_SELECTED EXTRACT_:
• • • • • • •

MCRS1 S65 phosphorylation-deficient mutant exhibits a defect in chromosome segregation. (A) Time-lapse live-cell images. A549 cells expressing H2B-CFP were transfected with MCRS1 siRNA. Cells were then arrested at G2 by RO3306 and released into fresh medium for monitoring chromosome segregation. Time after nuclear envelope breakdown was counted by minutes. Misaligned chromosomes in MCRS1 siRNA cells were magnified in a rectangle. Bar: 5 μm. (B) Mitotic duration of MCRS1 depleted cells. Results from three independent experiments of panel A were combined and are shown together as mean ± SEM (total 120 mitotic cells). Two-tailed P value was calculated by unpaired Student’s t test. **** means P value is less than 0.0001, *** less than 0.001, and ** less than 0.01. NS stands for not significant. (C) Immunofluorescence of mitotic cells. HeLa Tet-on cells stably expressing MCRS1-GFP were fixed and processed for immunofluorescence using GFP antibody. DNA was stained by Hoechst 33342. Bar: 5 μm. (D) Stable cell line expressing MCRS1-GFP WT, S65A, or S65D. HeLa Tet-on cells were transfected with MCRS1 siRNA and processed for Western blot to examine MCRS1 protein level. (E) Mitotic duration of stable cell lines. Stable cell lines were transfected with siRNA and mitotic duration was counted by live-cell DIC microscope movie. Results from two independent experiments counting ∼40 cells were combined and are shown here as mean ± SEM. Two-tailed P value was calculated similarly as in panel B. (F) Abnormal chromosome alignment at metaphase. Stable cell lines were transfected with siRNA and treated with MG132 for 1 h. Metaphase cells were counted either normal or abnormal, based on DNA and mitotic spindle distribution. Results from three independent experiments counting ∼60 cells each were combined and are shown here as mean ± SEM. Two-tailed P value was calculated similarly as in panel B. Bar: 5 μm.

• • • • • • •

_PROVIDED INFORMATION_:
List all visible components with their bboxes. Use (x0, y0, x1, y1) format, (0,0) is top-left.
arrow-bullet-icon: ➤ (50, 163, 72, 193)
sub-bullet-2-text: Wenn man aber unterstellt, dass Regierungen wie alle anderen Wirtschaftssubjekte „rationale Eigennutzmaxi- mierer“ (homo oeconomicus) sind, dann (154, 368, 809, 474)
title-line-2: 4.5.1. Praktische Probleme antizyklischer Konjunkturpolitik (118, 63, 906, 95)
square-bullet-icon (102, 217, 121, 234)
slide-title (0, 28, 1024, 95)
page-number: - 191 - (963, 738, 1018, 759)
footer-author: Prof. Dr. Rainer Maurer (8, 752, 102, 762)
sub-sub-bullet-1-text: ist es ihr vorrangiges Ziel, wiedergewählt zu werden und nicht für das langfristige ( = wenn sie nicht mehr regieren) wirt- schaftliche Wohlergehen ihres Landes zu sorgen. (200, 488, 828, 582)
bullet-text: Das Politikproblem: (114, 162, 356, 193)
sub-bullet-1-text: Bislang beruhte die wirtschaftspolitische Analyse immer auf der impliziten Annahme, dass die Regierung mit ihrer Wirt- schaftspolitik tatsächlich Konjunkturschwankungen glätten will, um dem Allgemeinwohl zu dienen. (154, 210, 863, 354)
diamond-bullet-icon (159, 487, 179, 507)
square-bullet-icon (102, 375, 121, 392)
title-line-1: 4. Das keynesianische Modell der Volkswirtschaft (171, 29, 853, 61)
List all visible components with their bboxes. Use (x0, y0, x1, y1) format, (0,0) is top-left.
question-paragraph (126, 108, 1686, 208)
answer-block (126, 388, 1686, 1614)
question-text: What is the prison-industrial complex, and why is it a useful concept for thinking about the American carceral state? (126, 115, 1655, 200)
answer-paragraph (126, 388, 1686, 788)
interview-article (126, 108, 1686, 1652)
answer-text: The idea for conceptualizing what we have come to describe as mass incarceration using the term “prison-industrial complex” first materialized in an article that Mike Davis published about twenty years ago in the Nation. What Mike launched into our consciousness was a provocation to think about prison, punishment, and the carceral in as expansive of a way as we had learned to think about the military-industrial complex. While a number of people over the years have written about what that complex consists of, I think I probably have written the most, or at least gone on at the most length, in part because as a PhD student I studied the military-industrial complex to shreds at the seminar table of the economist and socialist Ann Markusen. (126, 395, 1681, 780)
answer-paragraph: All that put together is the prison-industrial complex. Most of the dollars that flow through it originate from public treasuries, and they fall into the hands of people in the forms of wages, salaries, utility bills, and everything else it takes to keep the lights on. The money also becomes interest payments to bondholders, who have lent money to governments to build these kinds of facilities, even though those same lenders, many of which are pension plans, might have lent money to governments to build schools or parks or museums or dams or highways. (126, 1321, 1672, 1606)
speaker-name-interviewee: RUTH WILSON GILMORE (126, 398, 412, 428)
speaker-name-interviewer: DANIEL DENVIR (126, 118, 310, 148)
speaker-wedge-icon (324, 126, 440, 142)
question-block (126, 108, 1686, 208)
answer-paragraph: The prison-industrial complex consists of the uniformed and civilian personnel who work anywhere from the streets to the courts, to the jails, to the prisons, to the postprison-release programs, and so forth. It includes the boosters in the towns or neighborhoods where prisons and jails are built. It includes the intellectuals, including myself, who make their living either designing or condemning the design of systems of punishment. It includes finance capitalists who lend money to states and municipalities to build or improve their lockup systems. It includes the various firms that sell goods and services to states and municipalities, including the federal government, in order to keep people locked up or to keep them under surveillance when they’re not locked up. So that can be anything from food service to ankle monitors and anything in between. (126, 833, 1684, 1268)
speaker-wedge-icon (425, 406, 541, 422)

• • • • • • •

_EXPLORE THE MATERIAL_:
a) Using the figure legend, answer each question below.
(i) Which compound arrested the A549 cells at G2 in panel A?
(ii) What stained the DNA in panel C?
(iii) For how long were the stable cell lines treated with MG132 in panel F?
b) Decide whether each statement agrees with the figure legend. Answer yes or no and quote the words that decide it.
(i) The panel B results combine three independent experiments.
(ii) The panel E results combine three independent experiments.
(iii) In panel D, MCRS1 protein level was examined by immunofluorescence.

_EXPECTED RESPONSES_:
a)
(i) RO3306
(ii) Hoechst 33342
(iii) 1 h

b)
(i) Yes: "Results from three independent experiments of panel A were combined"
(ii) No: "Results from two independent experiments counting ∼40 cells were combined"
(iii) No: "processed for Western blot to examine MCRS1 protein level"